Entries from a dataset:
** START **

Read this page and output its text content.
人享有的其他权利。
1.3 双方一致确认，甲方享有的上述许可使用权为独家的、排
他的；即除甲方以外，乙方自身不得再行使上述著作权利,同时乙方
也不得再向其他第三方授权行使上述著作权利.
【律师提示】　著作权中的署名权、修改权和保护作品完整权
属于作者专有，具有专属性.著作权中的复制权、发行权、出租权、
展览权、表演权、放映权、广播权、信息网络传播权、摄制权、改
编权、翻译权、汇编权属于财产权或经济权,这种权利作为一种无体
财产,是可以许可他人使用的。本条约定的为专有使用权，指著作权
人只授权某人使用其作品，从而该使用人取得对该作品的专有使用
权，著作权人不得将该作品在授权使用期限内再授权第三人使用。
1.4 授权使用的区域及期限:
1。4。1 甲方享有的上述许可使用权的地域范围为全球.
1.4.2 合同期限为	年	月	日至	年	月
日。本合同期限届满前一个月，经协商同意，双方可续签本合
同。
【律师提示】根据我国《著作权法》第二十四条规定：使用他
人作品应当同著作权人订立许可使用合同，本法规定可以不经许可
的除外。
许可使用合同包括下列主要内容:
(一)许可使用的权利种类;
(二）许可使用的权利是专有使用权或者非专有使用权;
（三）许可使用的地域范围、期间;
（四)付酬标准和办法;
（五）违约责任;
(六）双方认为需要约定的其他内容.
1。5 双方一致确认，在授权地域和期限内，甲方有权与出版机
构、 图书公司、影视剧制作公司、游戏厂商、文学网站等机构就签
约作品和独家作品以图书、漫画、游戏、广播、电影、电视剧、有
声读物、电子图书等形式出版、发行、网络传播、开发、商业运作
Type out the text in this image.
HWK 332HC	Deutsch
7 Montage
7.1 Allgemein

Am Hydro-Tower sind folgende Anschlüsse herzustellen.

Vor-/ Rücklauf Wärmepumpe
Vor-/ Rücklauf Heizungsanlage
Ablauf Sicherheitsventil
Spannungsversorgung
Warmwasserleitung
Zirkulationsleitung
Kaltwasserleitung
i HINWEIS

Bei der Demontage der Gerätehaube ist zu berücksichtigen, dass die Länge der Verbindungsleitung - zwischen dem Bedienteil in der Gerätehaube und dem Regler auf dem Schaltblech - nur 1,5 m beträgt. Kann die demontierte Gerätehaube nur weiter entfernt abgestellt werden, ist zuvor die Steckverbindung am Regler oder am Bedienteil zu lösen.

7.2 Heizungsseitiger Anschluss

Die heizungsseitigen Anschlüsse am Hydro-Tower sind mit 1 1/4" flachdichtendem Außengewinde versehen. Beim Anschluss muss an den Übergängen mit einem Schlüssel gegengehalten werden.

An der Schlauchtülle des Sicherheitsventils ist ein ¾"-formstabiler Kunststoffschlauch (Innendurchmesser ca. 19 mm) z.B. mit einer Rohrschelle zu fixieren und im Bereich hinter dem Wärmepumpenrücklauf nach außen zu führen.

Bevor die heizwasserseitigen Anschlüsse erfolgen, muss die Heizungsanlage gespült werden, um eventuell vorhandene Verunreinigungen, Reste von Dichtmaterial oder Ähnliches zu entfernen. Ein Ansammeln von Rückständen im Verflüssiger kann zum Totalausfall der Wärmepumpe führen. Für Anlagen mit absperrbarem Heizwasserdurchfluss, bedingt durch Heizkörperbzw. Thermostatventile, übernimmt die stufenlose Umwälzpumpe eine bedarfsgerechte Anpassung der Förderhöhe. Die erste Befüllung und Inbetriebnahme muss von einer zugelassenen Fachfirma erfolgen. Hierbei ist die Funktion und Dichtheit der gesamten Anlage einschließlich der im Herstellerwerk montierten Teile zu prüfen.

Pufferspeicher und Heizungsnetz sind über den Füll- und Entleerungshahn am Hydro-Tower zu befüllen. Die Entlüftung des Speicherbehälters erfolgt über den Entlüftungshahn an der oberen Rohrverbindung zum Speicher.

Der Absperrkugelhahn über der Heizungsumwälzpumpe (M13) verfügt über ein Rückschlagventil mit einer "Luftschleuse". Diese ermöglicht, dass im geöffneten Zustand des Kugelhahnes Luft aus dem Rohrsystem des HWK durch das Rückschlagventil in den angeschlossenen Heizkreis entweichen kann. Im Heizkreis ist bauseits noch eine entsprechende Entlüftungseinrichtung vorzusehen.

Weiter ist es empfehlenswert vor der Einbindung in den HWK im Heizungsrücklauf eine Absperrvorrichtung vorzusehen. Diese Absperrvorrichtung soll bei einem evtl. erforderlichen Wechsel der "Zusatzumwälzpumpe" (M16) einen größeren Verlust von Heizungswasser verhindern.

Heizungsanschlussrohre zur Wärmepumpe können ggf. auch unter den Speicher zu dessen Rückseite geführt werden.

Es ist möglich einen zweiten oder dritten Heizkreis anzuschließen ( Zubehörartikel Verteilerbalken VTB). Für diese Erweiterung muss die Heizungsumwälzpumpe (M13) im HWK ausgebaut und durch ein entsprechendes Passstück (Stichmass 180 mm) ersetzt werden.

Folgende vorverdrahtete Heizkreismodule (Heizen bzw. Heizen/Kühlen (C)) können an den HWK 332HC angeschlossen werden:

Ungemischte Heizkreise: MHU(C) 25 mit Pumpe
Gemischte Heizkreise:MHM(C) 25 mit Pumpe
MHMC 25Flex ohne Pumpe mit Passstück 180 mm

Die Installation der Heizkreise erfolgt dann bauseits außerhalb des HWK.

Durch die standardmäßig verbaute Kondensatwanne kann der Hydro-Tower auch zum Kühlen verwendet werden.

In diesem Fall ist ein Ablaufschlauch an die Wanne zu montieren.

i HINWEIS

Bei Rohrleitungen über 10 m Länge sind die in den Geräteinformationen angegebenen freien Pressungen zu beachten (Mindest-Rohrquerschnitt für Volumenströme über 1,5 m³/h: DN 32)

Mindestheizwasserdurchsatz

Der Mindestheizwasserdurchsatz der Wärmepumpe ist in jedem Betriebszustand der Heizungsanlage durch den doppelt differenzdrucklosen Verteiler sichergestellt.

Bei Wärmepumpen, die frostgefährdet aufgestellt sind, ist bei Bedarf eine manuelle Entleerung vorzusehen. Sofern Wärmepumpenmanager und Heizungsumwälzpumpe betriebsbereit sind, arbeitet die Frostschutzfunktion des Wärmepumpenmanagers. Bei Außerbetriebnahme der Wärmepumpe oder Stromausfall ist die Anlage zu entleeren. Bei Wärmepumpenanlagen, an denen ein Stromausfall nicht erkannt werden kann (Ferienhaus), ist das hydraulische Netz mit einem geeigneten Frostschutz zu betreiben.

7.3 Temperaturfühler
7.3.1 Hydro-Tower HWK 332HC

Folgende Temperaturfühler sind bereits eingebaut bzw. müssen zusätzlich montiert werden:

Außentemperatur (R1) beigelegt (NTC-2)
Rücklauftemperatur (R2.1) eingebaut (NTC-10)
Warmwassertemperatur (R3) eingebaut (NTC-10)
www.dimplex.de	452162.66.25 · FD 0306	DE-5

** END **

§ **The exercise**
Above are the records; retype them all without a single difference.

§ **Solution to this problem**
Read this page and output its text content.
人享有的其他权利。
1.3 双方一致确认，甲方享有的上述许可使用权为独家的、排
他的；即除甲方以外，乙方自身不得再行使上述著作权利,同时乙方
也不得再向其他第三方授权行使上述著作权利.
【律师提示】　著作权中的署名权、修改权和保护作品完整权
属于作者专有，具有专属性.著作权中的复制权、发行权、出租权、
展览权、表演权、放映权、广播权、信息网络传播权、摄制权、改
编权、翻译权、汇编权属于财产权或经济权,这种权利作为一种无体
财产,是可以许可他人使用的。本条约定的为专有使用权，指著作权
人只授权某人使用其作品，从而该使用人取得对该作品的专有使用
权，著作权人不得将该作品在授权使用期限内再授权第三人使用。
1.4 授权使用的区域及期限:
1。4。1 甲方享有的上述许可使用权的地域范围为全球.
1.4.2 合同期限为	年	月	日至	年	月
日。本合同期限届满前一个月，经协商同意，双方可续签本合
同。
【律师提示】根据我国《著作权法》第二十四条规定：使用他
人作品应当同著作权人订立许可使用合同，本法规定可以不经许可
的除外。
许可使用合同包括下列主要内容:
(一)许可使用的权利种类;
(二）许可使用的权利是专有使用权或者非专有使用权;
（三）许可使用的地域范围、期间;
（四)付酬标准和办法;
（五）违约责任;
(六）双方认为需要约定的其他内容.
1。5 双方一致确认，在授权地域和期限内，甲方有权与出版机
构、 图书公司、影视剧制作公司、游戏厂商、文学网站等机构就签
约作品和独家作品以图书、漫画、游戏、广播、电影、电视剧、有
声读物、电子图书等形式出版、发行、网络传播、开发、商业运作
Type out the text in this image.
HWK 332HC	Deutsch
7 Montage
7.1 Allgemein

Am Hydro-Tower sind folgende Anschlüsse herzustellen.

Vor-/ Rücklauf Wärmepumpe
Vor-/ Rücklauf Heizungsanlage
Ablauf Sicherheitsventil
Spannungsversorgung
Warmwasserleitung
Zirkulationsleitung
Kaltwasserleitung
i HINWEIS

Bei der Demontage der Gerätehaube ist zu berücksichtigen, dass die Länge der Verbindungsleitung - zwischen dem Bedienteil in der Gerätehaube und dem Regler auf dem Schaltblech - nur 1,5 m beträgt. Kann die demontierte Gerätehaube nur weiter entfernt abgestellt werden, ist zuvor die Steckverbindung am Regler oder am Bedienteil zu lösen.

7.2 Heizungsseitiger Anschluss

Die heizungsseitigen Anschlüsse am Hydro-Tower sind mit 1 1/4" flachdichtendem Außengewinde versehen. Beim Anschluss muss an den Übergängen mit einem Schlüssel gegengehalten werden.

An der Schlauchtülle des Sicherheitsventils ist ein ¾"-formstabiler Kunststoffschlauch (Innendurchmesser ca. 19 mm) z.B. mit einer Rohrschelle zu fixieren und im Bereich hinter dem Wärmepumpenrücklauf nach außen zu führen.

Bevor die heizwasserseitigen Anschlüsse erfolgen, muss die Heizungsanlage gespült werden, um eventuell vorhandene Verunreinigungen, Reste von Dichtmaterial oder Ähnliches zu entfernen. Ein Ansammeln von Rückständen im Verflüssiger kann zum Totalausfall der Wärmepumpe führen. Für Anlagen mit absperrbarem Heizwasserdurchfluss, bedingt durch Heizkörperbzw. Thermostatventile, übernimmt die stufenlose Umwälzpumpe eine bedarfsgerechte Anpassung der Förderhöhe. Die erste Befüllung und Inbetriebnahme muss von einer zugelassenen Fachfirma erfolgen. Hierbei ist die Funktion und Dichtheit der gesamten Anlage einschließlich der im Herstellerwerk montierten Teile zu prüfen.

Pufferspeicher und Heizungsnetz sind über den Füll- und Entleerungshahn am Hydro-Tower zu befüllen. Die Entlüftung des Speicherbehälters erfolgt über den Entlüftungshahn an der oberen Rohrverbindung zum Speicher.

Der Absperrkugelhahn über der Heizungsumwälzpumpe (M13) verfügt über ein Rückschlagventil mit einer "Luftschleuse". Diese ermöglicht, dass im geöffneten Zustand des Kugelhahnes Luft aus dem Rohrsystem des HWK durch das Rückschlagventil in den angeschlossenen Heizkreis entweichen kann. Im Heizkreis ist bauseits noch eine entsprechende Entlüftungseinrichtung vorzusehen.

Weiter ist es empfehlenswert vor der Einbindung in den HWK im Heizungsrücklauf eine Absperrvorrichtung vorzusehen. Diese Absperrvorrichtung soll bei einem evtl. erforderlichen Wechsel der "Zusatzumwälzpumpe" (M16) einen größeren Verlust von Heizungswasser verhindern.

Heizungsanschlussrohre zur Wärmepumpe können ggf. auch unter den Speicher zu dessen Rückseite geführt werden.

Es ist möglich einen zweiten oder dritten Heizkreis anzuschließen ( Zubehörartikel Verteilerbalken VTB). Für diese Erweiterung muss die Heizungsumwälzpumpe (M13) im HWK ausgebaut und durch ein entsprechendes Passstück (Stichmass 180 mm) ersetzt werden.

Folgende vorverdrahtete Heizkreismodule (Heizen bzw. Heizen/Kühlen (C)) können an den HWK 332HC angeschlossen werden:

Ungemischte Heizkreise: MHU(C) 25 mit Pumpe
Gemischte Heizkreise:MHM(C) 25 mit Pumpe
MHMC 25Flex ohne Pumpe mit Passstück 180 mm

Die Installation der Heizkreise erfolgt dann bauseits außerhalb des HWK.

Durch die standardmäßig verbaute Kondensatwanne kann der Hydro-Tower auch zum Kühlen verwendet werden.

In diesem Fall ist ein Ablaufschlauch an die Wanne zu montieren.

i HINWEIS

Bei Rohrleitungen über 10 m Länge sind die in den Geräteinformationen angegebenen freien Pressungen zu beachten (Mindest-Rohrquerschnitt für Volumenströme über 1,5 m³/h: DN 32)

Mindestheizwasserdurchsatz

Der Mindestheizwasserdurchsatz der Wärmepumpe ist in jedem Betriebszustand der Heizungsanlage durch den doppelt differenzdrucklosen Verteiler sichergestellt.

Bei Wärmepumpen, die frostgefährdet aufgestellt sind, ist bei Bedarf eine manuelle Entleerung vorzusehen. Sofern Wärmepumpenmanager und Heizungsumwälzpumpe betriebsbereit sind, arbeitet die Frostschutzfunktion des Wärmepumpenmanagers. Bei Außerbetriebnahme der Wärmepumpe oder Stromausfall ist die Anlage zu entleeren. Bei Wärmepumpenanlagen, an denen ein Stromausfall nicht erkannt werden kann (Ferienhaus), ist das hydraulische Netz mit einem geeigneten Frostschutz zu betreiben.

7.3 Temperaturfühler
7.3.1 Hydro-Tower HWK 332HC

Folgende Temperaturfühler sind bereits eingebaut bzw. müssen zusätzlich montiert werden:

Außentemperatur (R1) beigelegt (NTC-2)
Rücklauftemperatur (R2.1) eingebaut (NTC-10)
Warmwassertemperatur (R3) eingebaut (NTC-10)
www.dimplex.de	452162.66.25 · FD 0306	DE-5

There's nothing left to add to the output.